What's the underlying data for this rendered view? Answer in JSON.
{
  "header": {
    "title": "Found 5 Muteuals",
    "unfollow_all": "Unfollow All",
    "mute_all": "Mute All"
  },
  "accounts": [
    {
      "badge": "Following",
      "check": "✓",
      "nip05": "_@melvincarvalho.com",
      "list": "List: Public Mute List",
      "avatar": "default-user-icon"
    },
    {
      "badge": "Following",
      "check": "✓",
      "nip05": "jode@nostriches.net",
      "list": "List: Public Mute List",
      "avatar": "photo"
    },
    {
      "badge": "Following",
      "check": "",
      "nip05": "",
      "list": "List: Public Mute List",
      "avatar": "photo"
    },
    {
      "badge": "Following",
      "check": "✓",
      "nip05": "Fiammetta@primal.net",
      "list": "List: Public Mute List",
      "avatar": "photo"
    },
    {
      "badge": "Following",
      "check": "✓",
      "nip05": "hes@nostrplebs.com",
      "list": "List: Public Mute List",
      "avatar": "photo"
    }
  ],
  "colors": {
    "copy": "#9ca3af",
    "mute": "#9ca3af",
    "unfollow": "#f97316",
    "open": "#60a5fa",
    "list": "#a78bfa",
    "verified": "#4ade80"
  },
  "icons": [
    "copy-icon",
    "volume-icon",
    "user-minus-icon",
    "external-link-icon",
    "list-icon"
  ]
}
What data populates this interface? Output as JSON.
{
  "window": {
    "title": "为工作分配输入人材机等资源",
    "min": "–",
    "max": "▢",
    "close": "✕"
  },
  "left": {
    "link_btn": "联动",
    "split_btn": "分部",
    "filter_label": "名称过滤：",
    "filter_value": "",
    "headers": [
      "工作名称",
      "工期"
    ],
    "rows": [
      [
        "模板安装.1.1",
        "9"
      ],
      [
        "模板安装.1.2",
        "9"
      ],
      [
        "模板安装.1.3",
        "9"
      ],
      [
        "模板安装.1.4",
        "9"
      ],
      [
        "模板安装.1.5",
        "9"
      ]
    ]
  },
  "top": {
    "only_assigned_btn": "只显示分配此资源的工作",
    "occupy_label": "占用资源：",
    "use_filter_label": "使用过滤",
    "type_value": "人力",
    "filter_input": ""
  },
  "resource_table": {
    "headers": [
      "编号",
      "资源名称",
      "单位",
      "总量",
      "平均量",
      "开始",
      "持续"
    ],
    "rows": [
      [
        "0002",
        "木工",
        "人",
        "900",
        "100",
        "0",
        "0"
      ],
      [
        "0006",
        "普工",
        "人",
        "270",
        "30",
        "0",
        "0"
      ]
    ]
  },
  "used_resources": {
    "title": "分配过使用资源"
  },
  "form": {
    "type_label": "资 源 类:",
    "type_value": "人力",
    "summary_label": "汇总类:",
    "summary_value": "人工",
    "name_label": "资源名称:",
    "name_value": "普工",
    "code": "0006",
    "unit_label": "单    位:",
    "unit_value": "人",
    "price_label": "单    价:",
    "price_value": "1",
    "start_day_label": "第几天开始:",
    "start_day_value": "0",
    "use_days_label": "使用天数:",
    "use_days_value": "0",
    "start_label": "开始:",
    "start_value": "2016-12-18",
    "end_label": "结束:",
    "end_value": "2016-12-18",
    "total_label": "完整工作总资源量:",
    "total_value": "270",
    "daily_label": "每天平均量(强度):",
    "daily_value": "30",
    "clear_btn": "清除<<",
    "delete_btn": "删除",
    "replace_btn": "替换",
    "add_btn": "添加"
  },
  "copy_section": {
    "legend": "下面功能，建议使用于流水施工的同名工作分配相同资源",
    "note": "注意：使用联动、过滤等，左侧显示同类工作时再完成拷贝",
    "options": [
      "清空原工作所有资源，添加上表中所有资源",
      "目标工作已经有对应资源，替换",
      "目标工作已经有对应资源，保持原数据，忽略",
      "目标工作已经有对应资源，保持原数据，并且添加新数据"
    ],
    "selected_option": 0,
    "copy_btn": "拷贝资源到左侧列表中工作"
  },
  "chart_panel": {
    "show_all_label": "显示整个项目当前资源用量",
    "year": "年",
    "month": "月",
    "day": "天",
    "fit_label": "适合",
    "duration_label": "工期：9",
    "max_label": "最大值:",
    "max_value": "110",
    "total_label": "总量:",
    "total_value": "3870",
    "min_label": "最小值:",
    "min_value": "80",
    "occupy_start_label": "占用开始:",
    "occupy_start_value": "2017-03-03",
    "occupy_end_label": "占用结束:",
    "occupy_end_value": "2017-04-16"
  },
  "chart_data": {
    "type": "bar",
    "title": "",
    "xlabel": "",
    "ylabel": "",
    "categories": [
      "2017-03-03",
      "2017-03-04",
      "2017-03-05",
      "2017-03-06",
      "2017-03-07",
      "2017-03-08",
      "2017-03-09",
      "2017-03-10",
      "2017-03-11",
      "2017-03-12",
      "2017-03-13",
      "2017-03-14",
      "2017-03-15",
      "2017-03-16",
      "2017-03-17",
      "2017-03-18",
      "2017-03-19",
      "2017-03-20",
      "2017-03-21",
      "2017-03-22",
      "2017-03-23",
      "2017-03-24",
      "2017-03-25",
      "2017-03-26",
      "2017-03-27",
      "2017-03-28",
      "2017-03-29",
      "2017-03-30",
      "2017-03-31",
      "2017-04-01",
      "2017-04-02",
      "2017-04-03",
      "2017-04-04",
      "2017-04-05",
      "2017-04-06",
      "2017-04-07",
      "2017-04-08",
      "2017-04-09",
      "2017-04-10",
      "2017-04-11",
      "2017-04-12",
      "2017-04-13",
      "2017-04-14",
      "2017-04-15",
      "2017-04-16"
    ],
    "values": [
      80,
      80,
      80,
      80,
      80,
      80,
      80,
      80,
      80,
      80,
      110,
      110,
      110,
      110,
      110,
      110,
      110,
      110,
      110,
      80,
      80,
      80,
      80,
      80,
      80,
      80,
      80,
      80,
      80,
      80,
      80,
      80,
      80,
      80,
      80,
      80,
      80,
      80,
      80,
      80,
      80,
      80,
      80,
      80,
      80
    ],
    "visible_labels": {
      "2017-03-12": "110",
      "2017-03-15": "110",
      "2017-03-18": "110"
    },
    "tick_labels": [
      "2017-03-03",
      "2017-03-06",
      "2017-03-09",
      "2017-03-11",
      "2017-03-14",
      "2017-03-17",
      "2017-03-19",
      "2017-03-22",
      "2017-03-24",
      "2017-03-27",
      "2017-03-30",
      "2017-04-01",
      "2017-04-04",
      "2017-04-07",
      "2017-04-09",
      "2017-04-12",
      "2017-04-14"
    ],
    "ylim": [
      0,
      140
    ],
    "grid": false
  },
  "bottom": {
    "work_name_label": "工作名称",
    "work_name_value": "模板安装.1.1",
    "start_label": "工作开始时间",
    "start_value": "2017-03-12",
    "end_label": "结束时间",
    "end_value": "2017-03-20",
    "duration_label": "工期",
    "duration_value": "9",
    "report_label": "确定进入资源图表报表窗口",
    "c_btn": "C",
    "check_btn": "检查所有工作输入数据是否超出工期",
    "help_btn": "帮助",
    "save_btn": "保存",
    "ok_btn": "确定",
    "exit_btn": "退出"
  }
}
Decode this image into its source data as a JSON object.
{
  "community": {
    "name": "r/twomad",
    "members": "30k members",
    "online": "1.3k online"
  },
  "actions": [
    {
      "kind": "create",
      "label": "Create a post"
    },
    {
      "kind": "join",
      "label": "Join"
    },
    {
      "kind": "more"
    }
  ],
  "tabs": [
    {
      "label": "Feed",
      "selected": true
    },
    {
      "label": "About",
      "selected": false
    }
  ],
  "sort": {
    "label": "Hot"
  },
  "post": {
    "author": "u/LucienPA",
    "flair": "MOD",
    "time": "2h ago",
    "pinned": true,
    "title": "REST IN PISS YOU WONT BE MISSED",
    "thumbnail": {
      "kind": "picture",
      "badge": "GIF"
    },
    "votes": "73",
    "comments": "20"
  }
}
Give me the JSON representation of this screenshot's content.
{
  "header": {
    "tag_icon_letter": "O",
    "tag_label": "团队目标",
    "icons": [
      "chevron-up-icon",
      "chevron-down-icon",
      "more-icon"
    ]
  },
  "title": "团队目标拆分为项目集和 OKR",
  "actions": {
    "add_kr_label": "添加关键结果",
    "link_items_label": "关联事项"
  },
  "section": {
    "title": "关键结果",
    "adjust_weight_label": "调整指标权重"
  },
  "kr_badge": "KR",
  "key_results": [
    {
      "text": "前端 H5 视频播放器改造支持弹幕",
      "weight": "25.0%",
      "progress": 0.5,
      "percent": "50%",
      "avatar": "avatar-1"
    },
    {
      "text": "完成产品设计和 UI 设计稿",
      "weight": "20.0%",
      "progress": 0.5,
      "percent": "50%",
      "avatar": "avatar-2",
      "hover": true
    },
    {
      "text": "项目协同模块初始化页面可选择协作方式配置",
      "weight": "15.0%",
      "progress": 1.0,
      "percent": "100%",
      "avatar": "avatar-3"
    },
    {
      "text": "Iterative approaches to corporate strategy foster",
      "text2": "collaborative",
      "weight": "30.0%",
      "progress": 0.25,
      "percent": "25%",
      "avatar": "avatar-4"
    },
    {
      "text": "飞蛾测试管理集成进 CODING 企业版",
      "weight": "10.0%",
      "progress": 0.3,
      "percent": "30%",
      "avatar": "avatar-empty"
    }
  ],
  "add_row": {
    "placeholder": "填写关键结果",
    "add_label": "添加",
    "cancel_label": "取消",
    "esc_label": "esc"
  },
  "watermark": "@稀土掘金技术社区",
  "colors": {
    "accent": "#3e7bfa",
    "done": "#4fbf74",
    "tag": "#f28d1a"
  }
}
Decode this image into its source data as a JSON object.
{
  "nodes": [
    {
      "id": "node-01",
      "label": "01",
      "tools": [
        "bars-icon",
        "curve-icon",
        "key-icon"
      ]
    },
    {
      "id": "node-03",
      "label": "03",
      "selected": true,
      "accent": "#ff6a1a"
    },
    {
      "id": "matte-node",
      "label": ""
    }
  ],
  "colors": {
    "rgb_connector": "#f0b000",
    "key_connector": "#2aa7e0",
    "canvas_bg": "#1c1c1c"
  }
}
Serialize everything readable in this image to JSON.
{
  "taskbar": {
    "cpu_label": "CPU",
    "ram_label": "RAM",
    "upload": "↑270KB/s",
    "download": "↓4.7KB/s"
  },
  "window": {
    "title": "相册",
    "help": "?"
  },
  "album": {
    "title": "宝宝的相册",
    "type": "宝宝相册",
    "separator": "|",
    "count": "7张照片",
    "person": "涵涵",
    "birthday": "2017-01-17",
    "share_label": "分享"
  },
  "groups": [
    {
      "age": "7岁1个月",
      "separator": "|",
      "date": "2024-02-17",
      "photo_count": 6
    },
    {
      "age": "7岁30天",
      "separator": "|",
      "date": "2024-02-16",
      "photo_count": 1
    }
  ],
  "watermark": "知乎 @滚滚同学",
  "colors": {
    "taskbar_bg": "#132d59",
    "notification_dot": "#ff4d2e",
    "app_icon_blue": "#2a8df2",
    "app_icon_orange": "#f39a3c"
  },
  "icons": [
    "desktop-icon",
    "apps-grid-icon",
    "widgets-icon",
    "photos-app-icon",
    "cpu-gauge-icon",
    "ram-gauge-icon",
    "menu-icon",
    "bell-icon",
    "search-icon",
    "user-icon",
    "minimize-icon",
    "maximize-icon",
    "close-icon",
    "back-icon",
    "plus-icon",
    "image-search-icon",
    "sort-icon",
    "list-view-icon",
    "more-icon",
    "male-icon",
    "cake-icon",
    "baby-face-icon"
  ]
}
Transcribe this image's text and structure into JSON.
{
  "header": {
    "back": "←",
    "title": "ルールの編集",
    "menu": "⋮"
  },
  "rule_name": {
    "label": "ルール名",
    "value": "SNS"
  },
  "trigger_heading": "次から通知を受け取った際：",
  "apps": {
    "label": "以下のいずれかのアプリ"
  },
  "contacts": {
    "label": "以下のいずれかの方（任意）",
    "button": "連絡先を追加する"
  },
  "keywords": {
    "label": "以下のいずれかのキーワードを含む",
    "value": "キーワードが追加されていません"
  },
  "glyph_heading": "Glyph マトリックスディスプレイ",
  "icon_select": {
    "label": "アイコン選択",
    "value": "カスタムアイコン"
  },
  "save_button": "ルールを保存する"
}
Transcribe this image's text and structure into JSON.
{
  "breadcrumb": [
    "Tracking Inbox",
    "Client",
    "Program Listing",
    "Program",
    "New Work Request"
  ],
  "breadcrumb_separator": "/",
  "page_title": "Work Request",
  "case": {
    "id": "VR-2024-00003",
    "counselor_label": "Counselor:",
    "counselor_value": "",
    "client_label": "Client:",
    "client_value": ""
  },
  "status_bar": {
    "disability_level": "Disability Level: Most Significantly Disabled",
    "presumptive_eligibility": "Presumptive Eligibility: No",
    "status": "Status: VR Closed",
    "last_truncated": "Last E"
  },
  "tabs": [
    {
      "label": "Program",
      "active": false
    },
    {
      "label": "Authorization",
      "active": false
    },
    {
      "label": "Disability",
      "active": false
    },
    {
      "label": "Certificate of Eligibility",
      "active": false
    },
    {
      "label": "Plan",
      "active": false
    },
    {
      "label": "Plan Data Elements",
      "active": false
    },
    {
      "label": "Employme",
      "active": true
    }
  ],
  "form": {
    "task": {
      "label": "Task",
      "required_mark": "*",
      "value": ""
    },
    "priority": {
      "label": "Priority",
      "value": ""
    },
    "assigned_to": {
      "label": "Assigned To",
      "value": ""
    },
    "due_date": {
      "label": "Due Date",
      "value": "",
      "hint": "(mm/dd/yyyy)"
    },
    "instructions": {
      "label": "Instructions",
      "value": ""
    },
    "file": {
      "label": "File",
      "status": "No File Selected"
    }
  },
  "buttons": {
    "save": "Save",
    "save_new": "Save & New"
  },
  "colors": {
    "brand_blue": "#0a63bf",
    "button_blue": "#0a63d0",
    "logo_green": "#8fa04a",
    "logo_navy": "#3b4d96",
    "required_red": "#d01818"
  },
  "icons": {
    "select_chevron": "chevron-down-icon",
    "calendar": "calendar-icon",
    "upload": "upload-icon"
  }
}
_ _ _ _ _
__GIVEN PROBLEM__: Report all lines of the data that include the word "保持原数据".

__RESPONSE__:
      "目标工作已经有对应资源，保持原数据，忽略",
      "目标工作已经有对应资源，保持原数据，并且添加新数据"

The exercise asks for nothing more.